Can you write out the records below again, changing every "server-rack-icon" to "rack-server-icon" and leaving everything else as it is?

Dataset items
++++
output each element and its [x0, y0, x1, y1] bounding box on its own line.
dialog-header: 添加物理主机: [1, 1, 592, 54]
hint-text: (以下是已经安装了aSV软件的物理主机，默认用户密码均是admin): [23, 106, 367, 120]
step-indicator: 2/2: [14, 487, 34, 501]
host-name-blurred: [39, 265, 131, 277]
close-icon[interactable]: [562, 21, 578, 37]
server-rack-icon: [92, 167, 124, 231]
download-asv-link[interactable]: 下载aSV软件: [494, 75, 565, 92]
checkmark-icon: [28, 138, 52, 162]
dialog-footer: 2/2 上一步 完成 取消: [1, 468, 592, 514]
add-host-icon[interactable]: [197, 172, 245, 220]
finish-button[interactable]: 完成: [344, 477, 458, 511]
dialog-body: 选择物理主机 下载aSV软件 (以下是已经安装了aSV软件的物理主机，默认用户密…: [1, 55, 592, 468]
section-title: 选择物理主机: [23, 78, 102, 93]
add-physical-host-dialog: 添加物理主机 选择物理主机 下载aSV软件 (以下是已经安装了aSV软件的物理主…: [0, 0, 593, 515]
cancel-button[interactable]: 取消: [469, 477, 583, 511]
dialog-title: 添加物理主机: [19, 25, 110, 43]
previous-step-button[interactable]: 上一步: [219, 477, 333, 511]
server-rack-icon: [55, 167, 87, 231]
++++
| Answer for the task |
output each element and its [x0, y0, x1, y1] bounding box on its own line.
dialog-header: 添加物理主机: [1, 1, 592, 54]
hint-text: (以下是已经安装了aSV软件的物理主机，默认用户密码均是admin): [23, 106, 367, 120]
step-indicator: 2/2: [14, 487, 34, 501]
host-name-blurred: [39, 265, 131, 277]
close-icon[interactable]: [562, 21, 578, 37]
rack-server-icon: [92, 167, 124, 231]
download-asv-link[interactable]: 下载aSV软件: [494, 75, 565, 92]
checkmark-icon: [28, 138, 52, 162]
dialog-footer: 2/2 上一步 完成 取消: [1, 468, 592, 514]
add-host-icon[interactable]: [197, 172, 245, 220]
finish-button[interactable]: 完成: [344, 477, 458, 511]
dialog-body: 选择物理主机 下载aSV软件 (以下是已经安装了aSV软件的物理主机，默认用户密…: [1, 55, 592, 468]
section-title: 选择物理主机: [23, 78, 102, 93]
add-physical-host-dialog: 添加物理主机 选择物理主机 下载aSV软件 (以下是已经安装了aSV软件的物理主…: [0, 0, 593, 515]
cancel-button[interactable]: 取消: [469, 477, 583, 511]
dialog-title: 添加物理主机: [19, 25, 110, 43]
previous-step-button[interactable]: 上一步: [219, 477, 333, 511]
rack-server-icon: [55, 167, 87, 231]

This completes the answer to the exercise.